Tasks to complete:
1: Summarize the forum thread below in two sentences.
2: Decide whether each statement agrees with the forum thread below. Answer yes or no for each, and quote the words from the thread that decide it.
(a) The asker wanted to remove everything before the word "Laporan".
(b) The suggested expression uses RegexReplace.
(c) The reply recommends the String Manipulation node.

Provided passage:
Remove every string before certain words (String Manipulation) using RegexReplace

Hello

I wanna ask how can we string manipulate these column into returning value as detailed below

Value :

  • C:\Users\ASUS\OneDrive - Bina Nusantara\Desktop\Input Join SPK DO PSPK\2. Data DO Closing\1. Laporan Penjualan Closing Januari 2024.xlsx
  • C:\Users\ASUS\OneDrive - Bina Nusantara\Desktop\Input Join SPK DO PSPK\2. Data DO Closing\1. Laporan Penjualan Closing Januari 2024.xlsx
  • C:\Users\ASUS\OneDrive - Bina Nusantara\Desktop\Input Join SPK DO PSPK\2. Data DO Closing\1. Laporan Penjualan Closing Januari 2024.xlsx

Aimed :

  • Laporan Penjualan Closing Januari 2024.xlsx
  • Laporan Penjualan Closing Januari 2024.xlsx
  • Laporan Penjualan Closing Januari 2024.xlsx

I’m using RegexReplace inside the String Manipulation nodes
So I wanted to remove every value before the word “Laporan”

1 Like

Hi @kennywp

Welcome to KNIME Forum. I would go for the String Manipulation node, and use:
substr($column1$, indexOf($column1$,"Laporan" ))

gr. Hans

4 Likes

Woahh, been looking for solution all day long.

Data shown:
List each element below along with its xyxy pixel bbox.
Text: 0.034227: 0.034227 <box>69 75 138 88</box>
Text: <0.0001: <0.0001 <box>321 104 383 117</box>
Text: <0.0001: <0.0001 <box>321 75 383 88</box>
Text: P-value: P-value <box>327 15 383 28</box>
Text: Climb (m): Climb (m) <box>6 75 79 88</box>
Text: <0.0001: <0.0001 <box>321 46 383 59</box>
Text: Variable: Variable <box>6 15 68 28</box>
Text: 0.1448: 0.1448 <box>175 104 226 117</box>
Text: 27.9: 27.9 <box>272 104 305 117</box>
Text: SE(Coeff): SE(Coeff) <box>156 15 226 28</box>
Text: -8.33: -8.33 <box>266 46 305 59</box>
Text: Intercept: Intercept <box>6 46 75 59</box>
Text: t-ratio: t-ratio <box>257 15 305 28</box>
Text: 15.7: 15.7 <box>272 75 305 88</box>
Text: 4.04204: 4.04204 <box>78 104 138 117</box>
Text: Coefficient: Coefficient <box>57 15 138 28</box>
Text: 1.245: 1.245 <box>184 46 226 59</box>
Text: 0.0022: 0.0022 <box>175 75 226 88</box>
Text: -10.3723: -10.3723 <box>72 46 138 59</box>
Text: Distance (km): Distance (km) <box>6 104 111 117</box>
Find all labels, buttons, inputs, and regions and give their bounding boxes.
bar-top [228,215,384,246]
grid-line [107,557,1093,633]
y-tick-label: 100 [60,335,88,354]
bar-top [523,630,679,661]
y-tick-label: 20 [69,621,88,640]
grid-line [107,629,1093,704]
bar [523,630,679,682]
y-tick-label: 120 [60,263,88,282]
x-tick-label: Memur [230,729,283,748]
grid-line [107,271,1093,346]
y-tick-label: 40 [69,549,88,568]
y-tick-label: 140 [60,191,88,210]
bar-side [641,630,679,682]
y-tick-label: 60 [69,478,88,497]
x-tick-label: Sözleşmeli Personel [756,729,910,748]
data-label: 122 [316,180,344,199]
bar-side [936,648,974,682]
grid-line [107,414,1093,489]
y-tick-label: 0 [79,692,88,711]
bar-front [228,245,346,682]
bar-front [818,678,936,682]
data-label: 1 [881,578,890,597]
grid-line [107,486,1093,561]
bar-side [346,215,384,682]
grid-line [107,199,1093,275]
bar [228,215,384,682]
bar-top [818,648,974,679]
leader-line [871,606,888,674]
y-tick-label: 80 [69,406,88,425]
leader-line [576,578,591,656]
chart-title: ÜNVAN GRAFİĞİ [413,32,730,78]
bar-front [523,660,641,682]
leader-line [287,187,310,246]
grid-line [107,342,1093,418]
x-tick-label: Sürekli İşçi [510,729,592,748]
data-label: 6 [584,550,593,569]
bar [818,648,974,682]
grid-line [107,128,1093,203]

Complete answers:
1: A user who was working in the String Manipulation node with RegexReplace wanted to remove everything before the word "Laporan" in file paths, leaving only names like "Laporan Penjualan Closing Januari 2024.xlsx". The reply suggested the expression substr($column1$, indexOf($column1$,"Laporan" )) in the String Manipulation node, and the asker responded that they had been looking for a solution all day.

2:
(a) Yes: "So I wanted to remove every value before the word “Laporan”"
(b) No: "substr($column1$, indexOf($column1$,"Laporan" ))"
(c) Yes: "I would go for the String Manipulation node"